# [The task]
Check every line below for the word "SDTVAR" and copy each one that has it.

[Records from a dataset]
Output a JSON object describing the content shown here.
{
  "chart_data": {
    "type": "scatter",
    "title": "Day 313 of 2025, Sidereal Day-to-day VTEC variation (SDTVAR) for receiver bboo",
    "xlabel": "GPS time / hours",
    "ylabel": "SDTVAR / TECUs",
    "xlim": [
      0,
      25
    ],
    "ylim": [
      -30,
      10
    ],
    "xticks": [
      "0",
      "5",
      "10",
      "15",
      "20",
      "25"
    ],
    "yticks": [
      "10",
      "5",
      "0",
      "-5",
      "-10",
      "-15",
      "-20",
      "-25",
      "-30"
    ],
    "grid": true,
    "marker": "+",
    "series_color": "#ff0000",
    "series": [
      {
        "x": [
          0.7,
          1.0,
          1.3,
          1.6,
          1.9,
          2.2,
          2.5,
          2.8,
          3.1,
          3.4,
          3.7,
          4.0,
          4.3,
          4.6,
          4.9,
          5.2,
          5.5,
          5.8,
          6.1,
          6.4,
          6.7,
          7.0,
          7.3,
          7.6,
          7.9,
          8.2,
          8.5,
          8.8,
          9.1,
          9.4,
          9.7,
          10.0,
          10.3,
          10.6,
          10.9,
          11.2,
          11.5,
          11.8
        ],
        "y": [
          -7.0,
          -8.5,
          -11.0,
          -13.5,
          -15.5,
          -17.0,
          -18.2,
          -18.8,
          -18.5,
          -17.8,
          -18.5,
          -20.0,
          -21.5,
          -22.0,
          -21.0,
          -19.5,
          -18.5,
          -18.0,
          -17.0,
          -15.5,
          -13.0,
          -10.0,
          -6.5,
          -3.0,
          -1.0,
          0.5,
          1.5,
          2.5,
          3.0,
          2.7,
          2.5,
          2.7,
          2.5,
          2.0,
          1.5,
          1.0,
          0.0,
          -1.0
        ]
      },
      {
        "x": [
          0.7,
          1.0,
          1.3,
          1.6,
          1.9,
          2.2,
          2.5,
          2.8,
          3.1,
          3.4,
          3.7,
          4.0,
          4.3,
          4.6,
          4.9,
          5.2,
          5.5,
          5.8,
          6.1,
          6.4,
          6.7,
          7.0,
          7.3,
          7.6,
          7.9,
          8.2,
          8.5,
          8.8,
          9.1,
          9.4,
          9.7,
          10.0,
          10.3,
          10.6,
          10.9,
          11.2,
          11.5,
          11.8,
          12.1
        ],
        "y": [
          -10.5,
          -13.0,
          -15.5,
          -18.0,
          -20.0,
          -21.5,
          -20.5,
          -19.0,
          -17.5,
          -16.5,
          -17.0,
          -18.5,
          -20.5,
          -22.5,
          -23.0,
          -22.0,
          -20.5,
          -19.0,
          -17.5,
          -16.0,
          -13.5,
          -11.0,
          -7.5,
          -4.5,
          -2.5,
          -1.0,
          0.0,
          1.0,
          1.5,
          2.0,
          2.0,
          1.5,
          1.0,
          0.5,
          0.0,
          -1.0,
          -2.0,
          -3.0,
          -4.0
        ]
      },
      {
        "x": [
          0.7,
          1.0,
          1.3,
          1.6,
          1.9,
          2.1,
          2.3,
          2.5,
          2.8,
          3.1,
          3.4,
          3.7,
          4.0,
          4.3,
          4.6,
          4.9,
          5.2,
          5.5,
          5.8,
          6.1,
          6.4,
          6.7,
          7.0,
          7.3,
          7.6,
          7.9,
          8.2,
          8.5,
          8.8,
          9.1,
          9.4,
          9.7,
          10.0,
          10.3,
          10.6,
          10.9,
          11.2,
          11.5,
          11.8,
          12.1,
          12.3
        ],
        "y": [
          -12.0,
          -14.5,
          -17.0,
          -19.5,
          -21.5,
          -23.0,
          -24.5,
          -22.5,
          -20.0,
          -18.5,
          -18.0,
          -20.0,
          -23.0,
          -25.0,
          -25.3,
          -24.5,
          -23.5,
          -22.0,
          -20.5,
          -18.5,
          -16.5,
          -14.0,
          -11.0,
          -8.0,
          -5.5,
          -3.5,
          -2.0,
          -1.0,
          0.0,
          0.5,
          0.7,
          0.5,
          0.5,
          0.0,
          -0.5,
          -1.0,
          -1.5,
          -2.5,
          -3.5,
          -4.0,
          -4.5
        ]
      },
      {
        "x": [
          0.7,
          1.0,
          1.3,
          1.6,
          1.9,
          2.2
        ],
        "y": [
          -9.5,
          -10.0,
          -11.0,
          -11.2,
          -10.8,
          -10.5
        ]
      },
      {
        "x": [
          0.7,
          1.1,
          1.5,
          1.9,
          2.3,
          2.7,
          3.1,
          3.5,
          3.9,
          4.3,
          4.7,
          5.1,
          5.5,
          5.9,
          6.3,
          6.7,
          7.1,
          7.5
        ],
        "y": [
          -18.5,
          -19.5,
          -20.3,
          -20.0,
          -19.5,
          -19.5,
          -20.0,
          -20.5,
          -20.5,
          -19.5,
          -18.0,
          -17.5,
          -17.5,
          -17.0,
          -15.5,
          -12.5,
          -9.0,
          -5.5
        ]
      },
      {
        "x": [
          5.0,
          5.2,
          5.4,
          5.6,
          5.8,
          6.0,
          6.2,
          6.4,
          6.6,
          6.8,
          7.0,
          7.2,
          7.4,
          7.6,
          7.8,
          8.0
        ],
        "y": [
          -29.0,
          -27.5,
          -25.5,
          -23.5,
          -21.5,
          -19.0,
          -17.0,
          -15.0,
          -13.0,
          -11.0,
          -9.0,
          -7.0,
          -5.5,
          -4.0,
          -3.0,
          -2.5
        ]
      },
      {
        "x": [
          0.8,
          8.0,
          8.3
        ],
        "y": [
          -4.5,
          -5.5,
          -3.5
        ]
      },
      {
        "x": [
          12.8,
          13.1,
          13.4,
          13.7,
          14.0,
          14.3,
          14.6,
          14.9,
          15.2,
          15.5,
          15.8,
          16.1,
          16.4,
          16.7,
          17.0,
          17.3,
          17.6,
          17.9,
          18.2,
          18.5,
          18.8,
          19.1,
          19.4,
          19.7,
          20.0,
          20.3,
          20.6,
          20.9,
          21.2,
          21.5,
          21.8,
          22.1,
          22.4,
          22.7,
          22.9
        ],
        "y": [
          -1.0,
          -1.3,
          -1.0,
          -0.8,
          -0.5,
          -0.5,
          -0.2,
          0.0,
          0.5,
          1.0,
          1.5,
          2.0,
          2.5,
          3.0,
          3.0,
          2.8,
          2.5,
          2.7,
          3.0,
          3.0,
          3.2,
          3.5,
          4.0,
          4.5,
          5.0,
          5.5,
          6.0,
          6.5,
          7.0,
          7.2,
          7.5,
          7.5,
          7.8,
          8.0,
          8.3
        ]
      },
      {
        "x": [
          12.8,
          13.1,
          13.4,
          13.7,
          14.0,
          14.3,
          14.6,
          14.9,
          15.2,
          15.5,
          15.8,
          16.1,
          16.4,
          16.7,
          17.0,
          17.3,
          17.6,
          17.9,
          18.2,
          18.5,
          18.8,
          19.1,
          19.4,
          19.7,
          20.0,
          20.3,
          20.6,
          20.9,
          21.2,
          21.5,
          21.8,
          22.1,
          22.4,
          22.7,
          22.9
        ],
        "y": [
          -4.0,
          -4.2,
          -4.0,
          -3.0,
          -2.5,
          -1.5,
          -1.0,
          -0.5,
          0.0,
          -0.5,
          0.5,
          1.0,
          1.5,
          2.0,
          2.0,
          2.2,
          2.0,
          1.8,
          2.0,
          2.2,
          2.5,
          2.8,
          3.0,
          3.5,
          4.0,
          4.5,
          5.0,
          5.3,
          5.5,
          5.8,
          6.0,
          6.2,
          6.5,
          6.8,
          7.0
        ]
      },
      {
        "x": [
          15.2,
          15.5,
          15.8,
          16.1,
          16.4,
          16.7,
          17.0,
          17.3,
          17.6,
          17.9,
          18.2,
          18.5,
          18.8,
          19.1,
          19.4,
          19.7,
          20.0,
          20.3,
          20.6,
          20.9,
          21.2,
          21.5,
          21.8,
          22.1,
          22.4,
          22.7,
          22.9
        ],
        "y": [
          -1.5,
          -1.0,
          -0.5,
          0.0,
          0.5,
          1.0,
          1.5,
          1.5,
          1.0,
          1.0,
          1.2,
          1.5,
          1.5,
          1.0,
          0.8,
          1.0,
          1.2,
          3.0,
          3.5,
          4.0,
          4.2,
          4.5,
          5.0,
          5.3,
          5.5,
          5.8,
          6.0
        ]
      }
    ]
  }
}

# [Task answer]
    "title": "Day 313 of 2025, Sidereal Day-to-day VTEC variation (SDTVAR) for receiver bboo",
    "ylabel": "SDTVAR / TECUs",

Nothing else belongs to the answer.